_What is asked_
Write out each line word for word. Drop pictures.
## BEGIN Input
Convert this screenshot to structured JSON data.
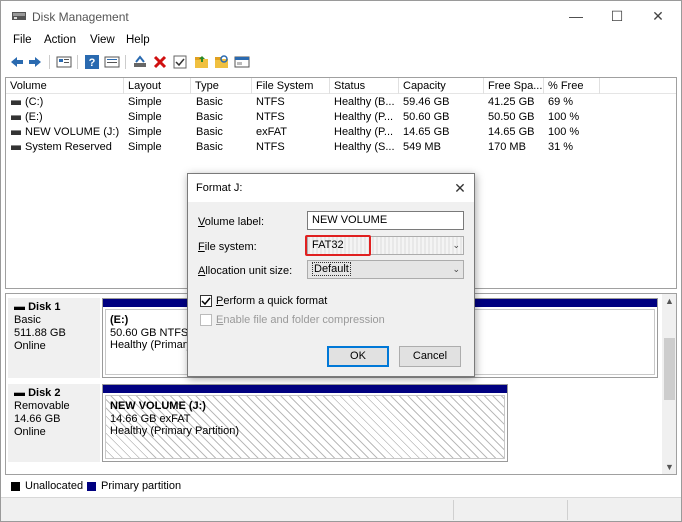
{
  "window": {
    "title": "Disk Management",
    "minimize": "—",
    "maximize": "☐",
    "close": "✕"
  },
  "menu": [
    "File",
    "Action",
    "View",
    "Help"
  ],
  "toolbar_icons": [
    "back-arrow-icon",
    "forward-arrow-icon",
    "disk-list-icon",
    "help-icon",
    "properties-icon",
    "connect-icon",
    "delete-icon",
    "checkmark-icon",
    "folder-up-icon",
    "folder-search-icon",
    "console-icon"
  ],
  "volume_list": {
    "columns": [
      "Volume",
      "Layout",
      "Type",
      "File System",
      "Status",
      "Capacity",
      "Free Spa...",
      "% Free"
    ],
    "rows": [
      [
        "(C:)",
        "Simple",
        "Basic",
        "NTFS",
        "Healthy (B...",
        "59.46 GB",
        "41.25 GB",
        "69 %"
      ],
      [
        "(E:)",
        "Simple",
        "Basic",
        "NTFS",
        "Healthy (P...",
        "50.60 GB",
        "50.50 GB",
        "100 %"
      ],
      [
        "NEW VOLUME (J:)",
        "Simple",
        "Basic",
        "exFAT",
        "Healthy (P...",
        "14.65 GB",
        "14.65 GB",
        "100 %"
      ],
      [
        "System Reserved",
        "Simple",
        "Basic",
        "NTFS",
        "Healthy (S...",
        "549 MB",
        "170 MB",
        "31 %"
      ]
    ]
  },
  "disks": [
    {
      "name": "Disk 1",
      "type": "Basic",
      "size": "511.88 GB",
      "status": "Online",
      "partition": {
        "name": "(E:)",
        "detail": "50.60 GB NTFS",
        "status": "Healthy (Primary"
      }
    },
    {
      "name": "Disk 2",
      "type": "Removable",
      "size": "14.66 GB",
      "status": "Online",
      "partition": {
        "name": "NEW VOLUME  (J:)",
        "detail": "14.66 GB exFAT",
        "status": "Healthy (Primary Partition)"
      }
    }
  ],
  "legend": {
    "unallocated": "Unallocated",
    "unallocated_color": "#000000",
    "primary": "Primary partition",
    "primary_color": "#000080"
  },
  "dialog": {
    "title": "Format J:",
    "close": "✕",
    "volume_label": {
      "label_first": "V",
      "label_rest": "olume label:",
      "value": "NEW VOLUME"
    },
    "file_system": {
      "label_first": "F",
      "label_rest": "ile system:",
      "value": "FAT32"
    },
    "allocation": {
      "label_first": "A",
      "label_rest": "llocation unit size:",
      "value": "Default"
    },
    "quick_format": {
      "label_first": "P",
      "label_rest": "erform a quick format",
      "checked": true
    },
    "compression": {
      "label_first": "E",
      "label_rest": "nable file and folder compression",
      "checked": false
    },
    "ok": "OK",
    "cancel": "Cancel",
    "highlight_color": "#e02020"
  }
}
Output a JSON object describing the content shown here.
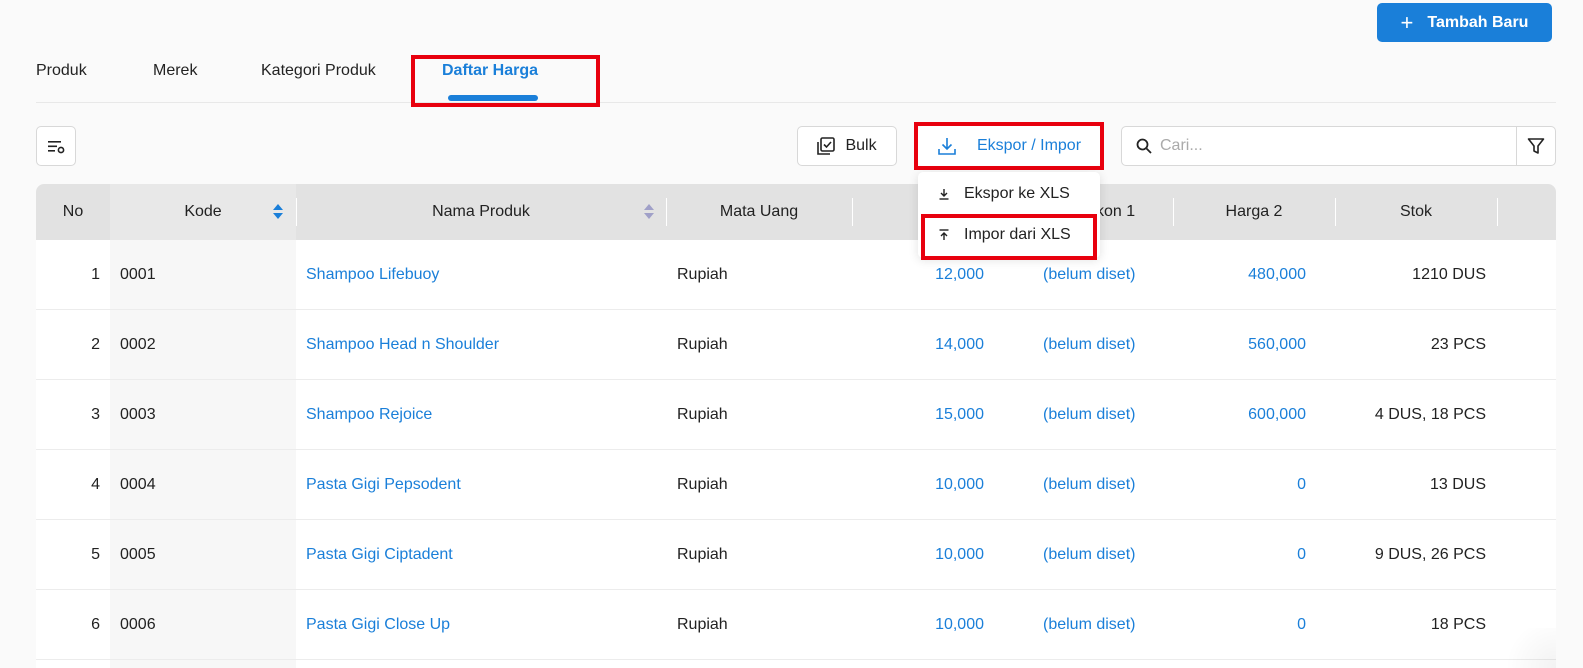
{
  "header": {
    "add_button_label": "Tambah Baru"
  },
  "tabs": [
    {
      "label": "Produk"
    },
    {
      "label": "Merek"
    },
    {
      "label": "Kategori Produk"
    },
    {
      "label": "Daftar Harga",
      "active": true
    }
  ],
  "toolbar": {
    "bulk_label": "Bulk",
    "export_import_label": "Ekspor / Impor",
    "search_placeholder": "Cari..."
  },
  "dropdown": {
    "items": [
      {
        "label": "Ekspor ke XLS",
        "icon": "download-icon"
      },
      {
        "label": "Impor dari XLS",
        "icon": "upload-icon"
      }
    ]
  },
  "table": {
    "columns": [
      "No",
      "Kode",
      "Nama Produk",
      "Mata Uang",
      "",
      "kon 1",
      "Harga 2",
      "Stok"
    ],
    "rows": [
      {
        "no": "1",
        "kode": "0001",
        "nama": "Shampoo Lifebuoy",
        "mata_uang": "Rupiah",
        "harga": "12,000",
        "diskon": "(belum diset)",
        "harga2": "480,000",
        "stok": "1210 DUS"
      },
      {
        "no": "2",
        "kode": "0002",
        "nama": "Shampoo Head n Shoulder",
        "mata_uang": "Rupiah",
        "harga": "14,000",
        "diskon": "(belum diset)",
        "harga2": "560,000",
        "stok": "23 PCS"
      },
      {
        "no": "3",
        "kode": "0003",
        "nama": "Shampoo Rejoice",
        "mata_uang": "Rupiah",
        "harga": "15,000",
        "diskon": "(belum diset)",
        "harga2": "600,000",
        "stok": "4 DUS, 18 PCS"
      },
      {
        "no": "4",
        "kode": "0004",
        "nama": "Pasta Gigi Pepsodent",
        "mata_uang": "Rupiah",
        "harga": "10,000",
        "diskon": "(belum diset)",
        "harga2": "0",
        "stok": "13 DUS"
      },
      {
        "no": "5",
        "kode": "0005",
        "nama": "Pasta Gigi Ciptadent",
        "mata_uang": "Rupiah",
        "harga": "10,000",
        "diskon": "(belum diset)",
        "harga2": "0",
        "stok": "9 DUS, 26 PCS"
      },
      {
        "no": "6",
        "kode": "0006",
        "nama": "Pasta Gigi Close Up",
        "mata_uang": "Rupiah",
        "harga": "10,000",
        "diskon": "(belum diset)",
        "harga2": "0",
        "stok": "18 PCS"
      }
    ]
  },
  "colors": {
    "accent": "#1a7fd9",
    "highlight": "#e8000e",
    "header_bg": "#e2e2e2"
  }
}
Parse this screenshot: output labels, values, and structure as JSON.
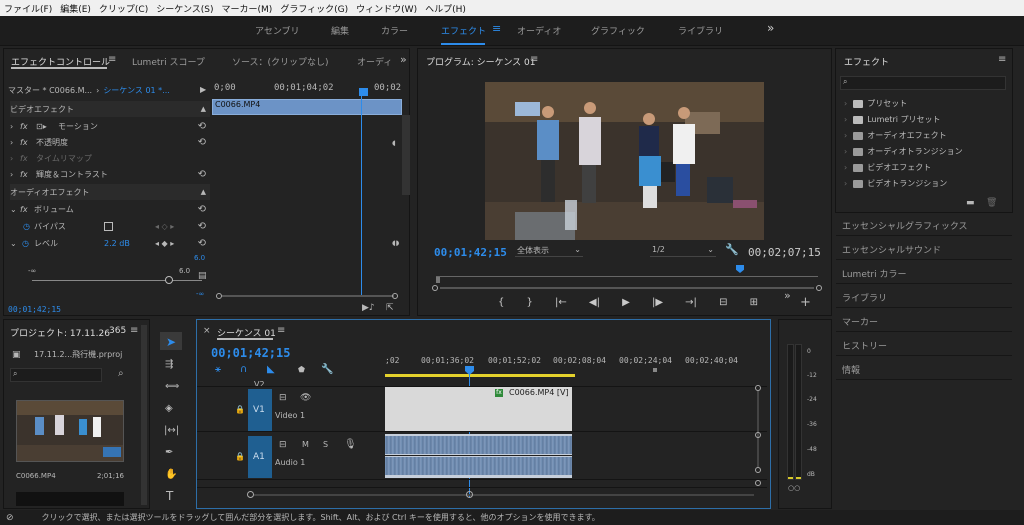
## END Input
_Reply to the exercise_
Convert this screenshot to structured JSON data.
{
  "window": {
    "title": "Disk Management",
    "minimize": "—",
    "maximize": "☐",
    "close": "✕"
  },
  "menu": [
    "File",
    "Action",
    "View",
    "Help"
  ],
  "toolbar_icons": [
    "back-arrow-icon",
    "forward-arrow-icon",
    "disk-list-icon",
    "help-icon",
    "properties-icon",
    "connect-icon",
    "delete-icon",
    "checkmark-icon",
    "folder-up-icon",
    "folder-search-icon",
    "console-icon"
  ],
  "volume_list": {
    "columns": [
      "Volume",
      "Layout",
      "Type",
      "File System",
      "Status",
      "Capacity",
      "Free Spa...",
      "% Free"
    ],
    "rows": [
      [
        "(C:)",
        "Simple",
        "Basic",
        "NTFS",
        "Healthy (B...",
        "59.46 GB",
        "41.25 GB",
        "69 %"
      ],
      [
        "(E:)",
        "Simple",
        "Basic",
        "NTFS",
        "Healthy (P...",
        "50.60 GB",
        "50.50 GB",
        "100 %"
      ],
      [
        "NEW VOLUME (J:)",
        "Simple",
        "Basic",
        "exFAT",
        "Healthy (P...",
        "14.65 GB",
        "14.65 GB",
        "100 %"
      ],
      [
        "System Reserved",
        "Simple",
        "Basic",
        "NTFS",
        "Healthy (S...",
        "549 MB",
        "170 MB",
        "31 %"
      ]
    ]
  },
  "disks": [
    {
      "name": "Disk 1",
      "type": "Basic",
      "size": "511.88 GB",
      "status": "Online",
      "partition": {
        "name": "(E:)",
        "detail": "50.60 GB NTFS",
        "status": "Healthy (Primary"
      }
    },
    {
      "name": "Disk 2",
      "type": "Removable",
      "size": "14.66 GB",
      "status": "Online",
      "partition": {
        "name": "NEW VOLUME  (J:)",
        "detail": "14.66 GB exFAT",
        "status": "Healthy (Primary Partition)"
      }
    }
  ],
  "legend": {
    "unallocated": "Unallocated",
    "unallocated_color": "#000000",
    "primary": "Primary partition",
    "primary_color": "#000080"
  },
  "dialog": {
    "title": "Format J:",
    "close": "✕",
    "volume_label": {
      "label_first": "V",
      "label_rest": "olume label:",
      "value": "NEW VOLUME"
    },
    "file_system": {
      "label_first": "F",
      "label_rest": "ile system:",
      "value": "FAT32"
    },
    "allocation": {
      "label_first": "A",
      "label_rest": "llocation unit size:",
      "value": "Default"
    },
    "quick_format": {
      "label_first": "P",
      "label_rest": "erform a quick format",
      "checked": true
    },
    "compression": {
      "label_first": "E",
      "label_rest": "nable file and folder compression",
      "checked": false
    },
    "ok": "OK",
    "cancel": "Cancel",
    "highlight_color": "#e02020"
  }
}
Output a JSON object describing the content shown here.
{
  "header": {
    "add_button_label": "Tambah Baru"
  },
  "tabs": [
    {
      "label": "Produk"
    },
    {
      "label": "Merek"
    },
    {
      "label": "Kategori Produk"
    },
    {
      "label": "Daftar Harga",
      "active": true
    }
  ],
  "toolbar": {
    "bulk_label": "Bulk",
    "export_import_label": "Ekspor / Impor",
    "search_placeholder": "Cari..."
  },
  "dropdown": {
    "items": [
      {
        "label": "Ekspor ke XLS",
        "icon": "download-icon"
      },
      {
        "label": "Impor dari XLS",
        "icon": "upload-icon"
      }
    ]
  },
  "table": {
    "columns": [
      "No",
      "Kode",
      "Nama Produk",
      "Mata Uang",
      "",
      "kon 1",
      "Harga 2",
      "Stok"
    ],
    "rows": [
      {
        "no": "1",
        "kode": "0001",
        "nama": "Shampoo Lifebuoy",
        "mata_uang": "Rupiah",
        "harga": "12,000",
        "diskon": "(belum diset)",
        "harga2": "480,000",
        "stok": "1210 DUS"
      },
      {
        "no": "2",
        "kode": "0002",
        "nama": "Shampoo Head n Shoulder",
        "mata_uang": "Rupiah",
        "harga": "14,000",
        "diskon": "(belum diset)",
        "harga2": "560,000",
        "stok": "23 PCS"
      },
      {
        "no": "3",
        "kode": "0003",
        "nama": "Shampoo Rejoice",
        "mata_uang": "Rupiah",
        "harga": "15,000",
        "diskon": "(belum diset)",
        "harga2": "600,000",
        "stok": "4 DUS, 18 PCS"
      },
      {
        "no": "4",
        "kode": "0004",
        "nama": "Pasta Gigi Pepsodent",
        "mata_uang": "Rupiah",
        "harga": "10,000",
        "diskon": "(belum diset)",
        "harga2": "0",
        "stok": "13 DUS"
      },
      {
        "no": "5",
        "kode": "0005",
        "nama": "Pasta Gigi Ciptadent",
        "mata_uang": "Rupiah",
        "harga": "10,000",
        "diskon": "(belum diset)",
        "harga2": "0",
        "stok": "9 DUS, 26 PCS"
      },
      {
        "no": "6",
        "kode": "0006",
        "nama": "Pasta Gigi Close Up",
        "mata_uang": "Rupiah",
        "harga": "10,000",
        "diskon": "(belum diset)",
        "harga2": "0",
        "stok": "18 PCS"
      }
    ]
  },
  "colors": {
    "accent": "#1a7fd9",
    "highlight": "#e8000e",
    "header_bg": "#e2e2e2"
  }
}
Parse this screenshot: output labels, values, and structure as JSON.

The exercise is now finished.